SET EXERCISE —
Repeat the entries that follow verbatim, without any of their pictures.

==== DATA TO USE

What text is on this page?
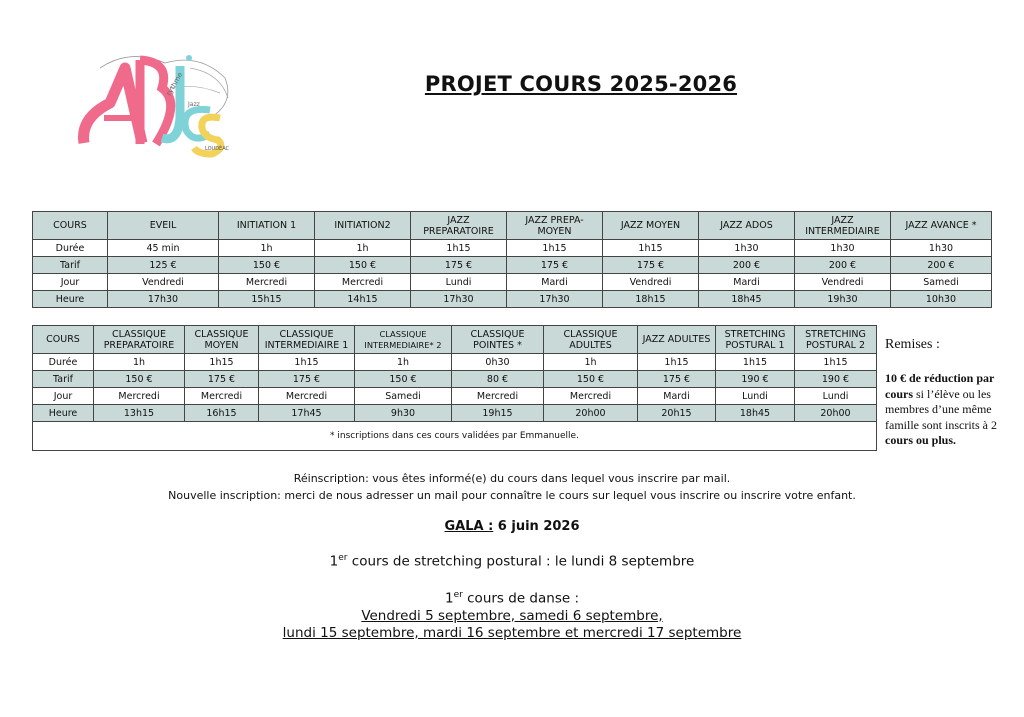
rythme
Jazz
LOUDÉAC
PROJET COURS 2025-2026
COURS	EVEIL	INITIATION 1	INITIATION2	JAZZ PREPARATOIRE	JAZZ PREPA-MOYEN	JAZZ MOYEN	JAZZ ADOS	JAZZ INTERMEDIAIRE	JAZZ AVANCE *
Durée	45 min	1h	1h	1h15	1h15	1h15	1h30	1h30	1h30
Tarif	125 €	150 €	150 €	175 €	175 €	175 €	200 €	200 €	200 €
Jour	Vendredi	Mercredi	Mercredi	Lundi	Mardi	Vendredi	Mardi	Vendredi	Samedi
Heure	17h30	15h15	14h15	17h30	17h30	18h15	18h45	19h30	10h30
COURS	CLASSIQUE PREPARATOIRE	CLASSIQUE MOYEN	CLASSIQUE INTERMEDIAIRE 1	CLASSIQUE INTERMEDIAIRE* 2	CLASSIQUE POINTES *	CLASSIQUE ADULTES	JAZZ ADULTES	STRETCHING POSTURAL 1	STRETCHING POSTURAL 2
Durée	1h	1h15	1h15	1h	0h30	1h	1h15	1h15	1h15
Tarif	150 €	175 €	175 €	150 €	80 €	150 €	175 €	190 €	190 €
Jour	Mercredi	Mercredi	Mercredi	Samedi	Mercredi	Mercredi	Mardi	Lundi	Lundi
Heure	13h15	16h15	17h45	9h30	19h15	20h00	20h15	18h45	20h00
* inscriptions dans ces cours validées par Emmanuelle.									
Remises :
10 € de réduction par cours si l’élève ou les membres d’une même famille sont inscrits à 2 cours ou plus.
Réinscription: vous êtes informé(e) du cours dans lequel vous inscrire par mail.
Nouvelle inscription: merci de nous adresser un mail pour connaître le cours sur lequel vous inscrire ou inscrire votre enfant.
GALA : 6 juin 2026
1er cours de stretching postural : le lundi 8 septembre
1er cours de danse :
Vendredi 5 septembre, samedi 6 septembre,
lundi 15 septembre, mardi 16 septembre et mercredi 17 septembre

========

TASK SOLUTION —
What text is on this page?
rythme
Jazz
LOUDÉAC
PROJET COURS 2025-2026
COURS	EVEIL	INITIATION 1	INITIATION2	JAZZ PREPARATOIRE	JAZZ PREPA-MOYEN	JAZZ MOYEN	JAZZ ADOS	JAZZ INTERMEDIAIRE	JAZZ AVANCE *
Durée	45 min	1h	1h	1h15	1h15	1h15	1h30	1h30	1h30
Tarif	125 €	150 €	150 €	175 €	175 €	175 €	200 €	200 €	200 €
Jour	Vendredi	Mercredi	Mercredi	Lundi	Mardi	Vendredi	Mardi	Vendredi	Samedi
Heure	17h30	15h15	14h15	17h30	17h30	18h15	18h45	19h30	10h30
COURS	CLASSIQUE PREPARATOIRE	CLASSIQUE MOYEN	CLASSIQUE INTERMEDIAIRE 1	CLASSIQUE INTERMEDIAIRE* 2	CLASSIQUE POINTES *	CLASSIQUE ADULTES	JAZZ ADULTES	STRETCHING POSTURAL 1	STRETCHING POSTURAL 2
Durée	1h	1h15	1h15	1h	0h30	1h	1h15	1h15	1h15
Tarif	150 €	175 €	175 €	150 €	80 €	150 €	175 €	190 €	190 €
Jour	Mercredi	Mercredi	Mercredi	Samedi	Mercredi	Mercredi	Mardi	Lundi	Lundi
Heure	13h15	16h15	17h45	9h30	19h15	20h00	20h15	18h45	20h00
* inscriptions dans ces cours validées par Emmanuelle.									
Remises :
10 € de réduction par cours si l’élève ou les membres d’une même famille sont inscrits à 2 cours ou plus.
Réinscription: vous êtes informé(e) du cours dans lequel vous inscrire par mail.
Nouvelle inscription: merci de nous adresser un mail pour connaître le cours sur lequel vous inscrire ou inscrire votre enfant.
GALA : 6 juin 2026
1er cours de stretching postural : le lundi 8 septembre
1er cours de danse :
Vendredi 5 septembre, samedi 6 septembre,
lundi 15 septembre, mardi 16 septembre et mercredi 17 septembre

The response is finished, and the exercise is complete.